* Begin MATERIAL SUPPLIED *
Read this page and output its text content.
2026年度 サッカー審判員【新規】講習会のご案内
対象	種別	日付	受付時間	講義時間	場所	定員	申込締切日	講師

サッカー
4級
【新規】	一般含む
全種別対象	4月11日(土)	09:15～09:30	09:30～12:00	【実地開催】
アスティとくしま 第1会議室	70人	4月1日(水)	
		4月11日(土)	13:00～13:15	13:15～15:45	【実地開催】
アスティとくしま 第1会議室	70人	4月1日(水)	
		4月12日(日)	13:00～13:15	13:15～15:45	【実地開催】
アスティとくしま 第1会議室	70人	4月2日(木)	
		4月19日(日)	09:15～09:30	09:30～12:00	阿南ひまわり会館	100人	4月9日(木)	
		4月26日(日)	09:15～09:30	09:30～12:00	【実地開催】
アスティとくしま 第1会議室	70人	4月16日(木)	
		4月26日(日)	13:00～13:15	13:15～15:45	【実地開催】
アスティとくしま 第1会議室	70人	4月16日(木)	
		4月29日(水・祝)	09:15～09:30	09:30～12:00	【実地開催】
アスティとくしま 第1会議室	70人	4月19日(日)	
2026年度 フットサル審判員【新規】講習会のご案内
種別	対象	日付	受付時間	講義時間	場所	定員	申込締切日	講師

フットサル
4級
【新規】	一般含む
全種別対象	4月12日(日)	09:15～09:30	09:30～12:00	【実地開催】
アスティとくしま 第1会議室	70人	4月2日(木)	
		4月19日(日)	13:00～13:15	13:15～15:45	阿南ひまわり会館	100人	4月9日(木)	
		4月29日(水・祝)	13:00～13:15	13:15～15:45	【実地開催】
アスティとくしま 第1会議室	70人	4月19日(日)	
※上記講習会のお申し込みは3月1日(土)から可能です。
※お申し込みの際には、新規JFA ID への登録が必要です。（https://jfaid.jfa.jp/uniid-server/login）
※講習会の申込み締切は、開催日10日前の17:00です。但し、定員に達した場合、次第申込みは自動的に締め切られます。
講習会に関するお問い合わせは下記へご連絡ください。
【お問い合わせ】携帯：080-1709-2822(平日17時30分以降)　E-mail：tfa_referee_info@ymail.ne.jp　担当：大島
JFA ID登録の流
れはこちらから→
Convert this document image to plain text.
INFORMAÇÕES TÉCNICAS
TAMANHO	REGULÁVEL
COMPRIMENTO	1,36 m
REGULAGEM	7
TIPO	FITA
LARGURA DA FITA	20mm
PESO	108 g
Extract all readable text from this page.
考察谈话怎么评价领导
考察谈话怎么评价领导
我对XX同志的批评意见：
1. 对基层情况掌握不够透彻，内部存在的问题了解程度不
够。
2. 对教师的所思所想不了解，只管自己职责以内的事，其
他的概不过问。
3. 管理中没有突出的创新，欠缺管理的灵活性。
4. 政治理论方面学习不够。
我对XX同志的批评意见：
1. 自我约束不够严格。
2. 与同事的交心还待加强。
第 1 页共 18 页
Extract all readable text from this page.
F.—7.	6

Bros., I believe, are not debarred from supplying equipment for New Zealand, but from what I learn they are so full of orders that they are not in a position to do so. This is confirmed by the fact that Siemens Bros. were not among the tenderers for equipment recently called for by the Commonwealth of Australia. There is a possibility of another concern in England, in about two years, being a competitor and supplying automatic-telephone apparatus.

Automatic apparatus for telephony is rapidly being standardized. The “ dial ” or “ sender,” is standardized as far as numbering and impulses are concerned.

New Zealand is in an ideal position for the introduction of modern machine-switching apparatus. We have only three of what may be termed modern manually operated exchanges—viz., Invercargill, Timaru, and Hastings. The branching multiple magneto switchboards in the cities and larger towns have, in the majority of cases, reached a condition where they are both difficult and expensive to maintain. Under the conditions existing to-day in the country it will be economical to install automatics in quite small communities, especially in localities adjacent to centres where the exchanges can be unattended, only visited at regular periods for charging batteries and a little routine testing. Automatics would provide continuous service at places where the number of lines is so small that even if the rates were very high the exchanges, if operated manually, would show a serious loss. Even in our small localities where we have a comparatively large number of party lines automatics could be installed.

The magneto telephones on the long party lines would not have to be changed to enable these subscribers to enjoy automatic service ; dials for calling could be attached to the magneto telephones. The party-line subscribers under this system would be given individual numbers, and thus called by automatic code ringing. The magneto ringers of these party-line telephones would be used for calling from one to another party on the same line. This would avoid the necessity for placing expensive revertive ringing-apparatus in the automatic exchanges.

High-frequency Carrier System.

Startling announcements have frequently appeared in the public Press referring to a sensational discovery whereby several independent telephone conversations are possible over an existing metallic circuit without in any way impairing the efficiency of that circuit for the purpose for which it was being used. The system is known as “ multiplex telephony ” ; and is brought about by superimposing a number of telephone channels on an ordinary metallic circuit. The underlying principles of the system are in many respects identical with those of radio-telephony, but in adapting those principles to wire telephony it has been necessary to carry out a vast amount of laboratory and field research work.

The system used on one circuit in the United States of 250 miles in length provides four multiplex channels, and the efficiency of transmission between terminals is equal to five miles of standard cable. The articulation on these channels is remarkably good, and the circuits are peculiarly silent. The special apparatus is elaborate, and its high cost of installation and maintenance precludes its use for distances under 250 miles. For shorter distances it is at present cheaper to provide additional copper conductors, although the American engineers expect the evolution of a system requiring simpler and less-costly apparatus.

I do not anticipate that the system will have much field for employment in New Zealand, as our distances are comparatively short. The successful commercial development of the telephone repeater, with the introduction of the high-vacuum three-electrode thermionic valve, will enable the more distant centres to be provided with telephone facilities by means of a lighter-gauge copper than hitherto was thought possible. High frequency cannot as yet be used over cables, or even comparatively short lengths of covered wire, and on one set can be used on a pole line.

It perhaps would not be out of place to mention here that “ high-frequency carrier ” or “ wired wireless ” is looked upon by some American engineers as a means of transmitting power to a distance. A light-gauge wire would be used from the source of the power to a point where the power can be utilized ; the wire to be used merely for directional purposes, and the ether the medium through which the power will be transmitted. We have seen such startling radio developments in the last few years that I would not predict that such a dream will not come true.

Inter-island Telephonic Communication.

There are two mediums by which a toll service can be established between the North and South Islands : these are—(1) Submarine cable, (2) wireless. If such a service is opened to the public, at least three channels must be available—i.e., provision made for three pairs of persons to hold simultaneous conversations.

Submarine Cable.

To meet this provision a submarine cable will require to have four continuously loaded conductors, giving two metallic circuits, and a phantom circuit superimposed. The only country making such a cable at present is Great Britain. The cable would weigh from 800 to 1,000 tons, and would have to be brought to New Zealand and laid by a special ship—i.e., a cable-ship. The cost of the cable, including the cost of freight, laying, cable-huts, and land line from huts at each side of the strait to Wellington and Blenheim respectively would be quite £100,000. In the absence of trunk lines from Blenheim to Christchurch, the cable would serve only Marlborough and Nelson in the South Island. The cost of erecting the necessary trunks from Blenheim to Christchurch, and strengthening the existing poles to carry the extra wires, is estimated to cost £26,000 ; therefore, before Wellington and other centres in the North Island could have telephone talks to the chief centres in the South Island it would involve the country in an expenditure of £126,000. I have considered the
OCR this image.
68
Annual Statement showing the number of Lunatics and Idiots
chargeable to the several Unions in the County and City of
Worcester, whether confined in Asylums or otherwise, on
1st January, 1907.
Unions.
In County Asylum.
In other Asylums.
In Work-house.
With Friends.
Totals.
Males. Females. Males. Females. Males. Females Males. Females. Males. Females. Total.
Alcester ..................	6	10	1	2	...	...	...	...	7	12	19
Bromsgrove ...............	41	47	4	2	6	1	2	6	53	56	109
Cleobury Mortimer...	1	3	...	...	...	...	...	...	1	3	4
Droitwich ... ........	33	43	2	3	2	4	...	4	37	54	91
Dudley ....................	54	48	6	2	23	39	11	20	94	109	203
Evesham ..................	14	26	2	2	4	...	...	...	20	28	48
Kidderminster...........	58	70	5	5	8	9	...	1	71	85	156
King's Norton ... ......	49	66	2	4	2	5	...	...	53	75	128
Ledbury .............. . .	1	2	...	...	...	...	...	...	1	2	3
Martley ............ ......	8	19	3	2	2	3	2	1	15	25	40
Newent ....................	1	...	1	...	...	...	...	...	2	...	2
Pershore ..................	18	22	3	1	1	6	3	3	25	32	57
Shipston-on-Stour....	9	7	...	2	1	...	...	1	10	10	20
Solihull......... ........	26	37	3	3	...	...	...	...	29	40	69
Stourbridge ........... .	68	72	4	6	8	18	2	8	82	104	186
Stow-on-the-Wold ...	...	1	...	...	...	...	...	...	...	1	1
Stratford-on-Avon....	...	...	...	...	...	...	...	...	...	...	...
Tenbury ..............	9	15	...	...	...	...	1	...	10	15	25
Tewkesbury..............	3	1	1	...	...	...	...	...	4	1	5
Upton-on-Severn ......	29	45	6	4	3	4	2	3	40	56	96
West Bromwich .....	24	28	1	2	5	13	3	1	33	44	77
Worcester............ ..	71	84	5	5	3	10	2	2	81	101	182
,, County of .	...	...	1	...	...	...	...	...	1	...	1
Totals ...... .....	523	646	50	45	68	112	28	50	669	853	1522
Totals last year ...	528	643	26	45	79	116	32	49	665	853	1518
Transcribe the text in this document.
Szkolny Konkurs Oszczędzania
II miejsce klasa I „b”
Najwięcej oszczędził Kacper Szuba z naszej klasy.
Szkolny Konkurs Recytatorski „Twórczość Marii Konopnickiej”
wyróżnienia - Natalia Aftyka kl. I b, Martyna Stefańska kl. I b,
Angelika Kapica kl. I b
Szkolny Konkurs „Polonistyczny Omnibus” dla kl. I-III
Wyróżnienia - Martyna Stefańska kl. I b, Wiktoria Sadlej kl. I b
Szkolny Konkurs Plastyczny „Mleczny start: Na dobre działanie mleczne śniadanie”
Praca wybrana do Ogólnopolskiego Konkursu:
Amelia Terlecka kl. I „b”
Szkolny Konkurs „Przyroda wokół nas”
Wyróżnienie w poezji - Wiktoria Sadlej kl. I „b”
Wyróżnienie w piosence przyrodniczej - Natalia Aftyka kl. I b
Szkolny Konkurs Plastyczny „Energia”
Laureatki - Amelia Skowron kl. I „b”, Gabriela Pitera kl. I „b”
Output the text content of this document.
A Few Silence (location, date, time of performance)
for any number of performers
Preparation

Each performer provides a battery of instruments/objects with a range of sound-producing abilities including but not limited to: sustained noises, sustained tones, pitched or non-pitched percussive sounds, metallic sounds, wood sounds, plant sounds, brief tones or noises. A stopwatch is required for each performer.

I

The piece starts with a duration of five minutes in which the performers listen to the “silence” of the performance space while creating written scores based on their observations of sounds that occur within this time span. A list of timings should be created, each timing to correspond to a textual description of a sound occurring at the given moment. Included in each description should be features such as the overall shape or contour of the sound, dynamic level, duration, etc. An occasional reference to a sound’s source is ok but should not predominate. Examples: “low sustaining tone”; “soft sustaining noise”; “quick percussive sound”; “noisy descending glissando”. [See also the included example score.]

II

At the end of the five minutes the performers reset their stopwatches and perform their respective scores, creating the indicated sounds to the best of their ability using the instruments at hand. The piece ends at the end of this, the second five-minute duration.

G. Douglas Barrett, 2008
* End MATERIAL SUPPLIED *
SHORT PROBLEM: Return each line of the data that contains the string "called".

CORRECT ANSWER:
Bros., I believe, are not debarred from supplying equipment for New Zealand, but from what I learn they are so full of orders that they are not in a position to do so. This is confirmed by the fact that Siemens Bros. were not among the tenderers for equipment recently called for by the Commonwealth of Australia. There is a possibility of another concern in England, in about two years, being a competitor and supplying automatic-telephone apparatus.
The magneto telephones on the long party lines would not have to be changed to enable these subscribers to enjoy automatic service ; dials for calling could be attached to the magneto telephones. The party-line subscribers under this system would be given individual numbers, and thus called by automatic code ringing. The magneto ringers of these party-line telephones would be used for calling from one to another party on the same line. This would avoid the necessity for placing expensive revertive ringing-apparatus in the automatic exchanges.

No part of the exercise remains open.